▸ Task objective:
Gather each line containing the string "rate" from these entries.

▸ Information provided:
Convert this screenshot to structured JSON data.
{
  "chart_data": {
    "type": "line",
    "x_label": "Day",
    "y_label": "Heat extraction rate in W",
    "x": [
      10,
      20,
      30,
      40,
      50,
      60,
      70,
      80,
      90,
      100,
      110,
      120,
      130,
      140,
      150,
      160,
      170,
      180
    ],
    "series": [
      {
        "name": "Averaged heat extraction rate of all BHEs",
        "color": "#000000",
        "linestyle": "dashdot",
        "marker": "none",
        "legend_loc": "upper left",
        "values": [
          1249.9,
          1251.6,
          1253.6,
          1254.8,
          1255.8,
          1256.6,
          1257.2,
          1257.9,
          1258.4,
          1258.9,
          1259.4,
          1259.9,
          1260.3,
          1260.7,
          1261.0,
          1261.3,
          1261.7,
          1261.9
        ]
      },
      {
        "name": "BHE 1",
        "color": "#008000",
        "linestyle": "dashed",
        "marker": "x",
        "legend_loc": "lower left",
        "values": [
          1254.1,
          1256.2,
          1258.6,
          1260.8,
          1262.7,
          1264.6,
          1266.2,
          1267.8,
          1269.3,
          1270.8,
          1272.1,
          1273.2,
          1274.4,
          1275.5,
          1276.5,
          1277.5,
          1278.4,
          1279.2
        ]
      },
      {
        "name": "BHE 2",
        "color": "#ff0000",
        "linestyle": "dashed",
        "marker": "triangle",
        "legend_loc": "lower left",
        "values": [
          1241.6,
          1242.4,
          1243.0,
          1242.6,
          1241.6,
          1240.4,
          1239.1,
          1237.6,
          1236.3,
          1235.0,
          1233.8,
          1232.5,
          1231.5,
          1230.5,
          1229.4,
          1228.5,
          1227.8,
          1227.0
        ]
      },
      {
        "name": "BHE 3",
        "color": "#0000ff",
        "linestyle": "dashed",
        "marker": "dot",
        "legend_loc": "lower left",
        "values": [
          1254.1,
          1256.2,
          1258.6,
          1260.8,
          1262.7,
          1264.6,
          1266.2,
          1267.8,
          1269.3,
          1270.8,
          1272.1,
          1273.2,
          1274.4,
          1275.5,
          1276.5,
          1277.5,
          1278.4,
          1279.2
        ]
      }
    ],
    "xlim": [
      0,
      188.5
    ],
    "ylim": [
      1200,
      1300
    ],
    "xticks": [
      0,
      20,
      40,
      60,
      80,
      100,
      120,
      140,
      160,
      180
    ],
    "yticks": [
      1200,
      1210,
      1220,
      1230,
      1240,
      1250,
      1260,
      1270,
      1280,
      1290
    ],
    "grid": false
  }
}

▸ The response:
    "y_label": "Heat extraction rate in W",
        "name": "Averaged heat extraction rate of all BHEs",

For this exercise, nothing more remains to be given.